Determine how many lines in the entries below include "emoji". The reply should be that number and nothing else.
^^^^^^^^^^^^^^^^
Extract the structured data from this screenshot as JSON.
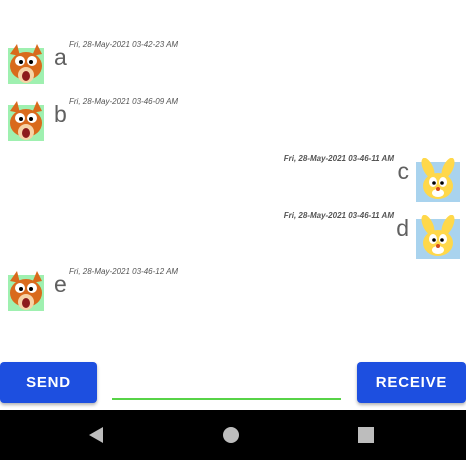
{
  "messages": [
    {
      "side": "left",
      "avatar": "squirrel-avatar",
      "timestamp": "Fri, 28-May-2021 03-42-23 AM",
      "text": "a"
    },
    {
      "side": "left",
      "avatar": "squirrel-avatar",
      "timestamp": "Fri, 28-May-2021 03-46-09 AM",
      "text": "b"
    },
    {
      "side": "right",
      "avatar": "rabbit-avatar",
      "timestamp": "Fri, 28-May-2021 03-46-11 AM",
      "text": "c"
    },
    {
      "side": "right",
      "avatar": "rabbit-avatar",
      "timestamp": "Fri, 28-May-2021 03-46-11 AM",
      "text": "d"
    },
    {
      "side": "left",
      "avatar": "squirrel-avatar",
      "timestamp": "Fri, 28-May-2021 03-46-12 AM",
      "text": "e"
    }
  ],
  "composer": {
    "send_label": "SEND",
    "receive_label": "RECEIVE",
    "input_value": "",
    "accent_color": "#1d4fe0",
    "input_underline_color": "#57d347"
  },
  "navbar": {
    "back": "back-triangle-icon",
    "home": "home-circle-icon",
    "recent": "recent-apps-square-icon"
  }
}
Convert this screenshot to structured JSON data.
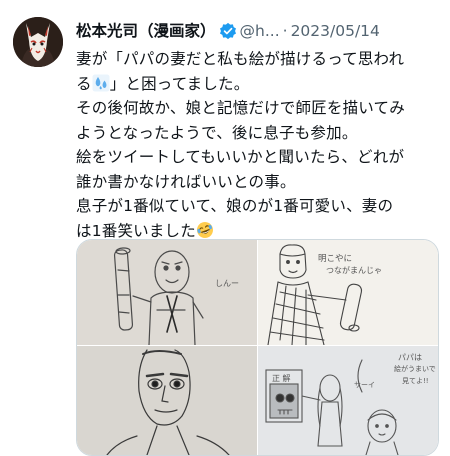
{
  "author": {
    "name": "松本光司（漫画家）",
    "handle": "@h...",
    "separator": "·",
    "date": "2023/05/14",
    "avatar_icon": "fox-mask-avatar",
    "verified_icon": "verified-badge-icon",
    "verified_color": "#1d9bf0"
  },
  "tweet": {
    "line1": "妻が「パパの妻だと私も絵が描けるって思われ",
    "line2a": "る",
    "line2_emoji": "sweat-droplets-emoji",
    "line2b": "」と困ってました。",
    "line3": "その後何故か、娘と記憶だけで師匠を描いてみ",
    "line4": "ようとなったようで、後に息子も参加。",
    "line5": "絵をツイートしてもいいかと聞いたら、どれが",
    "line6": "誰か書かなければいいとの事。",
    "line7": "息子が1番似ていて、娘のが1番可愛い、妻の",
    "line8a": "は1番笑いました",
    "line8_emoji": "rolling-on-floor-laughing-emoji"
  },
  "media": {
    "image1": {
      "drawing": "pencil-figure-with-log",
      "text": "しんー"
    },
    "image2": {
      "drawing": "kimono-figure-with-scroll",
      "text1": "明こやに",
      "text2": "つながまんじゃ"
    },
    "image3": {
      "drawing": "face-with-dark-eyes"
    },
    "image4": {
      "drawing": "figures-and-portrait",
      "sign": "正 解",
      "text1": "サーイ",
      "text2": "パパは",
      "text3": "絵がうまいで",
      "text4": "見てよ!!"
    }
  }
}
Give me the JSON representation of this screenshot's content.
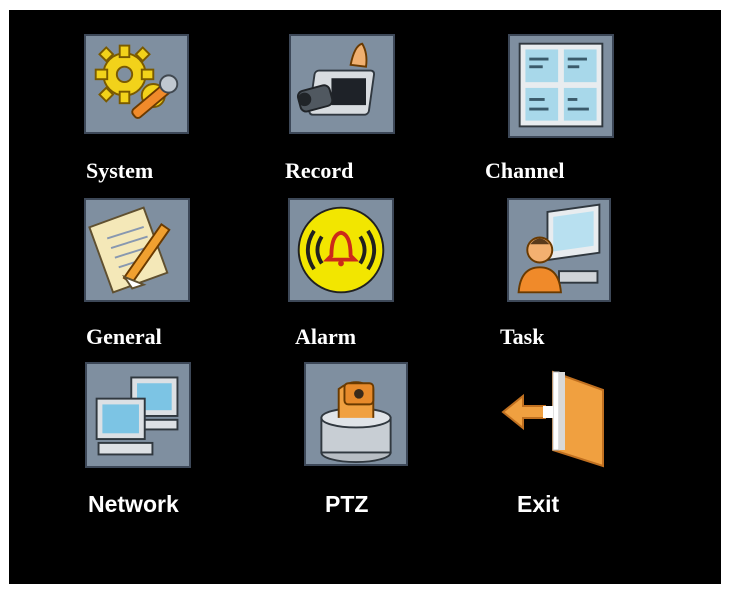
{
  "menu": {
    "items": [
      {
        "id": "system",
        "label": "System",
        "icon": "gear-wrench-icon"
      },
      {
        "id": "record",
        "label": "Record",
        "icon": "camera-recorder-icon"
      },
      {
        "id": "channel",
        "label": "Channel",
        "icon": "channel-grid-icon"
      },
      {
        "id": "general",
        "label": "General",
        "icon": "notepad-pencil-icon"
      },
      {
        "id": "alarm",
        "label": "Alarm",
        "icon": "alarm-bell-icon"
      },
      {
        "id": "task",
        "label": "Task",
        "icon": "user-monitor-icon"
      },
      {
        "id": "network",
        "label": "Network",
        "icon": "network-computers-icon"
      },
      {
        "id": "ptz",
        "label": "PTZ",
        "icon": "ptz-camera-icon"
      },
      {
        "id": "exit",
        "label": "Exit",
        "icon": "exit-door-icon"
      }
    ]
  },
  "colors": {
    "background": "#000000",
    "label": "#ffffff",
    "tile_bg": "#7f8fa0",
    "accent_orange": "#f0a040",
    "accent_yellow": "#f2e600"
  }
}
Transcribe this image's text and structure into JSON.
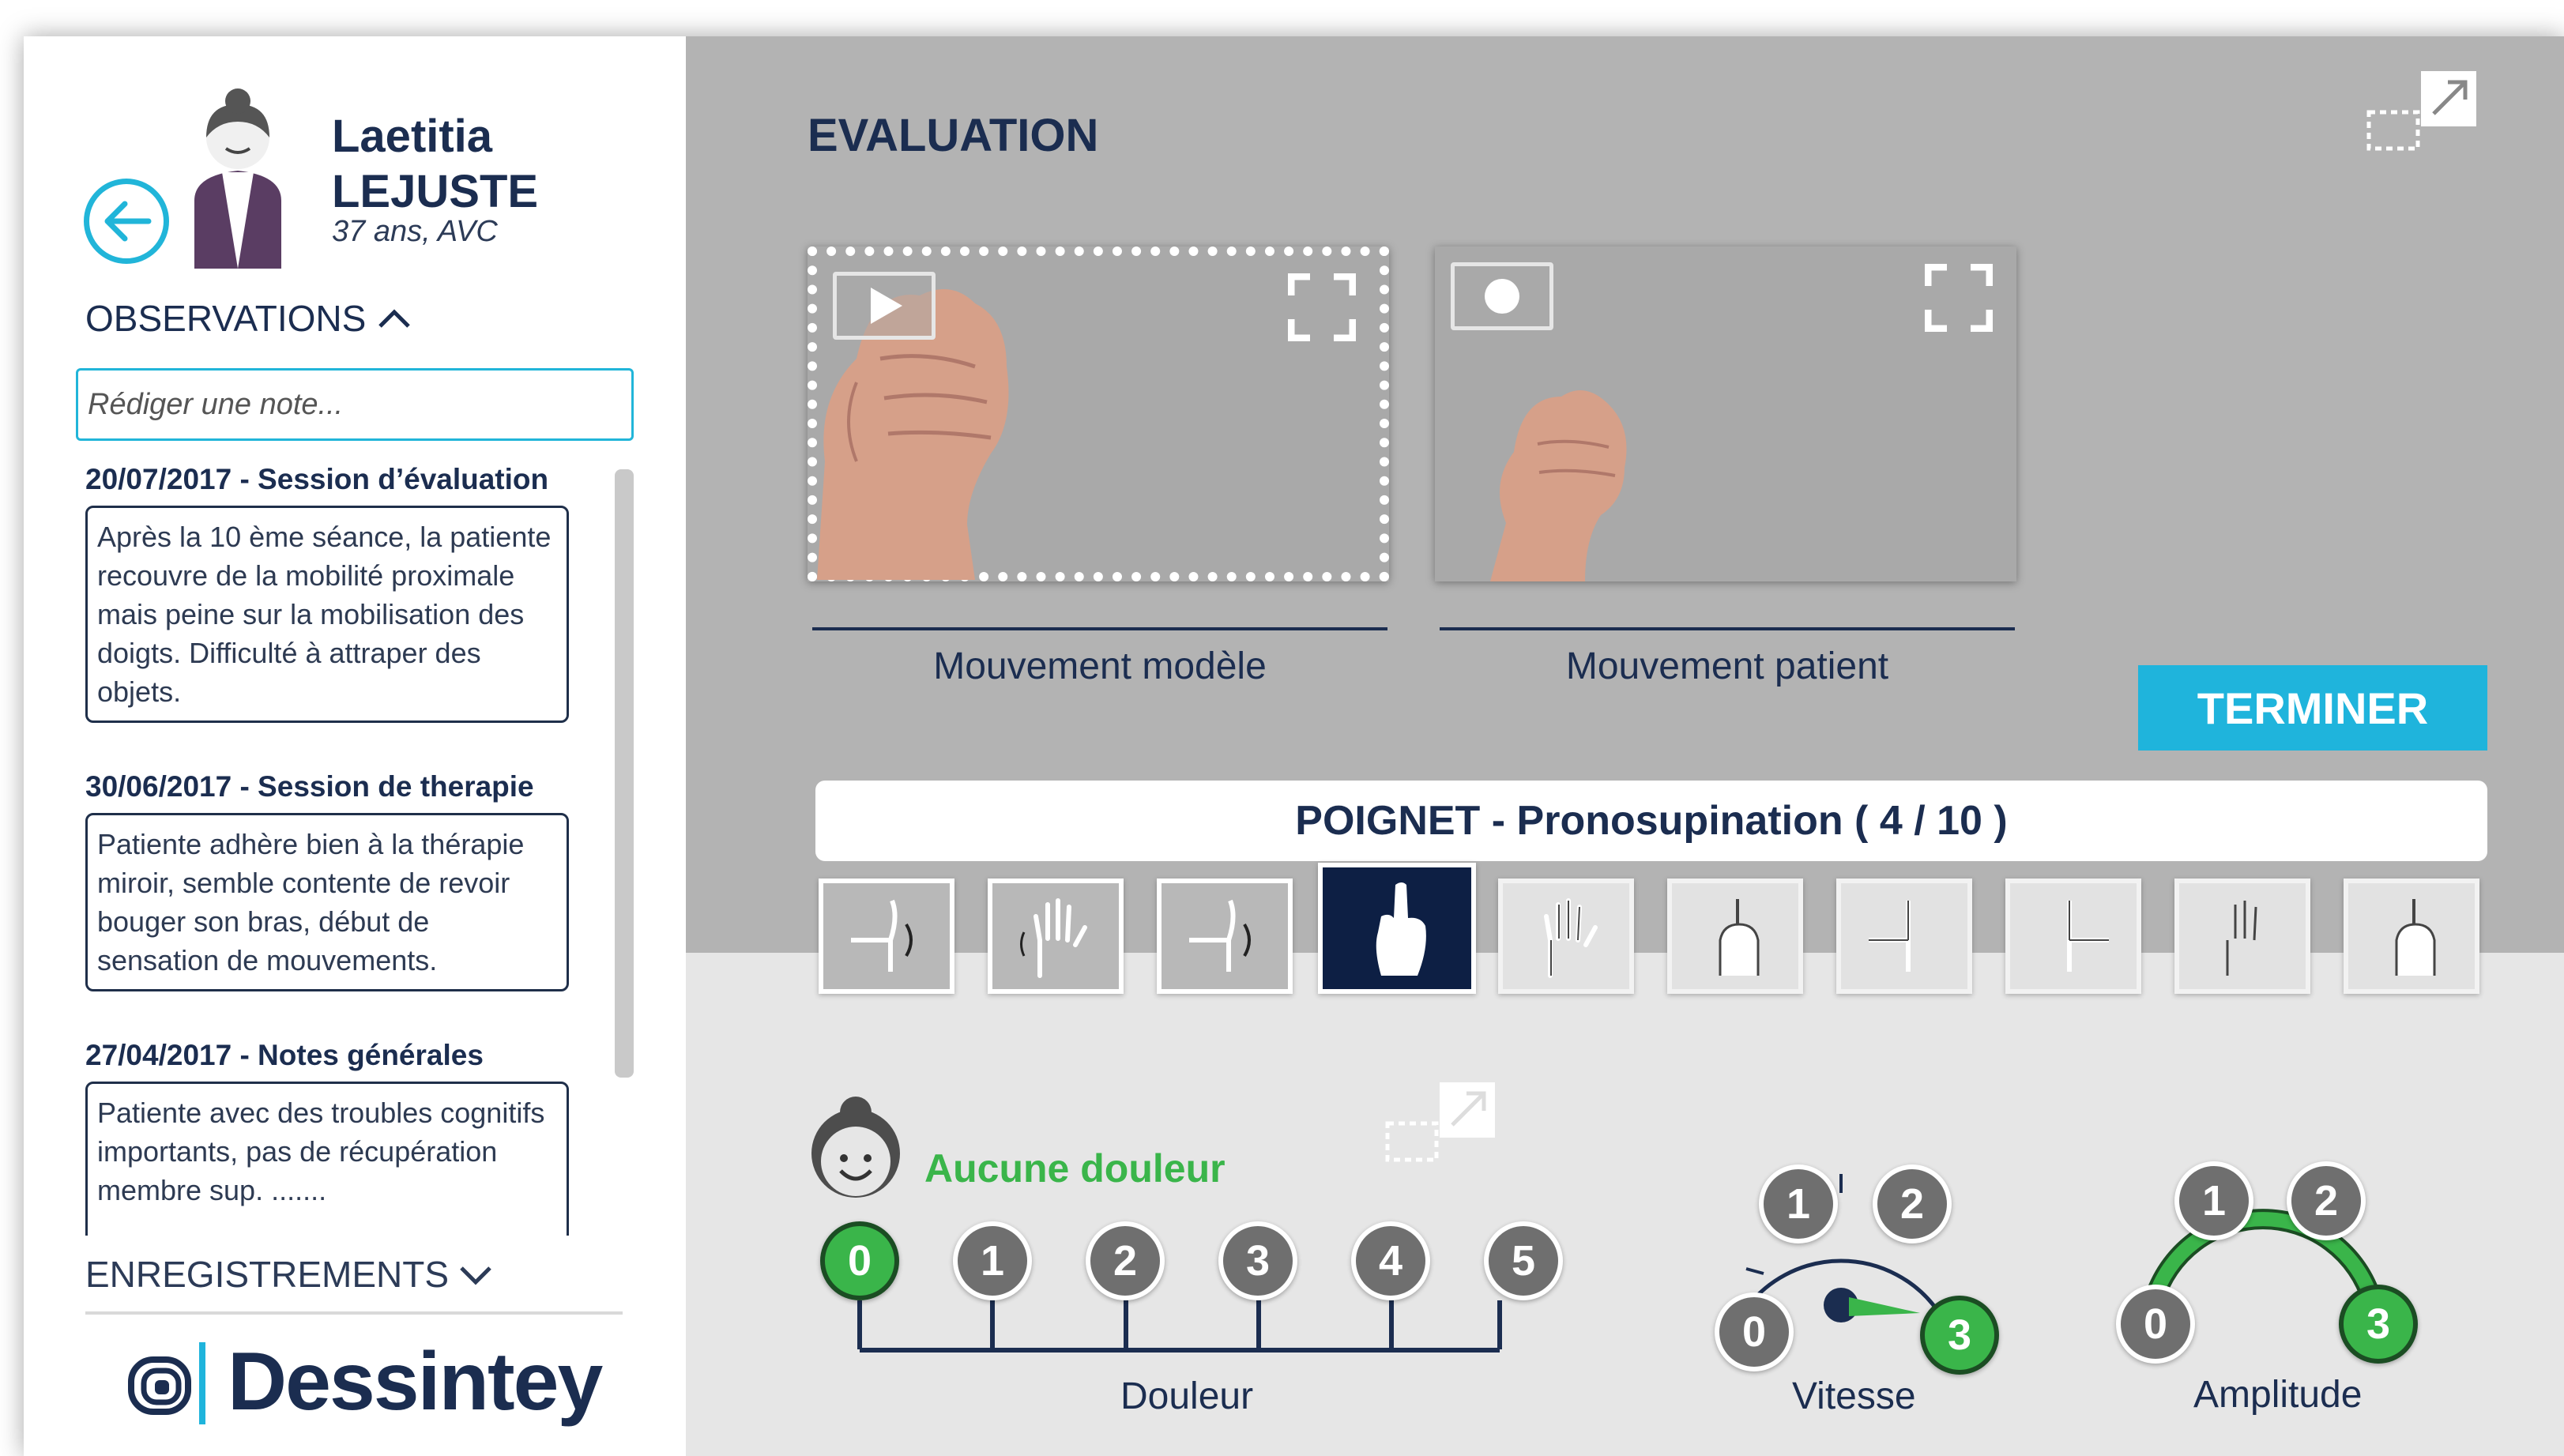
{
  "patient": {
    "first_name": "Laetitia",
    "last_name": "LEJUSTE",
    "details": "37 ans, AVC"
  },
  "observations": {
    "title": "OBSERVATIONS",
    "note_placeholder": "Rédiger une note...",
    "notes": [
      {
        "date_title": "20/07/2017 - Session d’évaluation",
        "text": "Après la 10 ème séance, la patiente recouvre de la mobilité proximale mais peine sur la mobilisation des doigts. Difficulté à attraper des objets."
      },
      {
        "date_title": "30/06/2017 - Session de therapie",
        "text": "Patiente adhère bien à la thérapie miroir, semble contente de revoir bouger son bras, début de sensation de mouvements."
      },
      {
        "date_title": "27/04/2017 - Notes générales",
        "text": "Patiente avec des troubles cognitifs importants, pas de récupération membre sup. ......."
      }
    ]
  },
  "recordings": {
    "title": "ENREGISTREMENTS"
  },
  "brand": {
    "logo_text": "Dessintey"
  },
  "evaluation": {
    "title": "EVALUATION",
    "video_model_label": "Mouvement modèle",
    "video_patient_label": "Mouvement patient",
    "finish_label": "TERMINER",
    "exercise_title": "POIGNET - Pronosupination ( 4 / 10 )",
    "exercise_current": 4,
    "exercise_total": 10
  },
  "pain": {
    "status": "Aucune douleur",
    "label": "Douleur",
    "scale": [
      "0",
      "1",
      "2",
      "3",
      "4",
      "5"
    ],
    "selected": 0
  },
  "speed": {
    "label": "Vitesse",
    "scale": [
      "0",
      "1",
      "2",
      "3"
    ],
    "selected": 3
  },
  "amplitude": {
    "label": "Amplitude",
    "scale": [
      "0",
      "1",
      "2",
      "3"
    ],
    "selected": 3
  },
  "colors": {
    "accent": "#1fb4dc",
    "navy": "#1b2d50",
    "success": "#3ab54a",
    "panel_grey": "#b3b3b3"
  }
}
^^^^^^^^^^^^^^^^
Exercise answer: 2